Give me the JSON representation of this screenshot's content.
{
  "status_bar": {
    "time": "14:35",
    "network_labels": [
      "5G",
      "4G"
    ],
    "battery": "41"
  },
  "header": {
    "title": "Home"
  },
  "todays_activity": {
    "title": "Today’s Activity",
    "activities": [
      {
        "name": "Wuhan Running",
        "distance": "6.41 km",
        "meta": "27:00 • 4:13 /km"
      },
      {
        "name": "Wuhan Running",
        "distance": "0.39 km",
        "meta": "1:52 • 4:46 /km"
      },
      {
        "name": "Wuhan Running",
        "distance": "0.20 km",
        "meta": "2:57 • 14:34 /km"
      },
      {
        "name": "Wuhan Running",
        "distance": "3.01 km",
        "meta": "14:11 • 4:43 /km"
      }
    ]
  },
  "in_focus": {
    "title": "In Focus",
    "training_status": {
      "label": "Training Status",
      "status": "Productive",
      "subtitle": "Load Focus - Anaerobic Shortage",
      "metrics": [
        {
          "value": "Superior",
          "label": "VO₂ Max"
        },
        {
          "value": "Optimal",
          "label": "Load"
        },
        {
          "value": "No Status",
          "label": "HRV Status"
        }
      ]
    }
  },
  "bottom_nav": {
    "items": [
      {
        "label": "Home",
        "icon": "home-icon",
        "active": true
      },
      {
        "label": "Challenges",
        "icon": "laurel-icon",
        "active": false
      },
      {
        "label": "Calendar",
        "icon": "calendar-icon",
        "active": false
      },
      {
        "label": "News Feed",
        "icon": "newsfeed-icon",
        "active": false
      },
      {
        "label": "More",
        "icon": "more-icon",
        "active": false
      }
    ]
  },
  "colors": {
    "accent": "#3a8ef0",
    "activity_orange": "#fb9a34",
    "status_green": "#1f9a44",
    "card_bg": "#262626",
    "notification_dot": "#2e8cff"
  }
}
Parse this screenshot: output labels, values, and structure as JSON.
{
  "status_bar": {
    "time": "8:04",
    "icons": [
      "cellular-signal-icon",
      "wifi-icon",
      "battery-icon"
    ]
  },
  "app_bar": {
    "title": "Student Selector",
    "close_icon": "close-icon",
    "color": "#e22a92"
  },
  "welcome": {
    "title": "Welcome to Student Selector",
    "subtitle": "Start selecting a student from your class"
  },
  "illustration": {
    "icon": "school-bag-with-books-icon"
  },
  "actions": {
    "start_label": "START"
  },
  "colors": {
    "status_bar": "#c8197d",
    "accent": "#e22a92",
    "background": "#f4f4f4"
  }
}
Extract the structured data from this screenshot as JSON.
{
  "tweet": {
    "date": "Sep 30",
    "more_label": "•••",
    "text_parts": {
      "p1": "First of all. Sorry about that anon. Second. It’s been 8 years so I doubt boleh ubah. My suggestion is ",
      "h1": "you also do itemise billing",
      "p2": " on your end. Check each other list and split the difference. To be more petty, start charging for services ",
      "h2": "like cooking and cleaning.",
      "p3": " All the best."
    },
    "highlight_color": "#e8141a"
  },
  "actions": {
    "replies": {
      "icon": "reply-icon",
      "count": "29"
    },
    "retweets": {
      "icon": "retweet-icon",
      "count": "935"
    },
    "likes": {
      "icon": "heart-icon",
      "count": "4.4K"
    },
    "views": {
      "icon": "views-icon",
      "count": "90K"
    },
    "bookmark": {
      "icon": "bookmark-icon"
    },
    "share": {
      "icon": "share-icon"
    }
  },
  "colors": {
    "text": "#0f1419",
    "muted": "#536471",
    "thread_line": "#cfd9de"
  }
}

____

- **JOB**:
Which lines hold the word "meta"? Return all of them from the records above.

- **RESULT OF THIS TASK**:
        "meta": "27:00 • 4:13 /km"
        "meta": "1:52 • 4:46 /km"
        "meta": "2:57 • 14:34 /km"
        "meta": "14:11 • 4:43 /km"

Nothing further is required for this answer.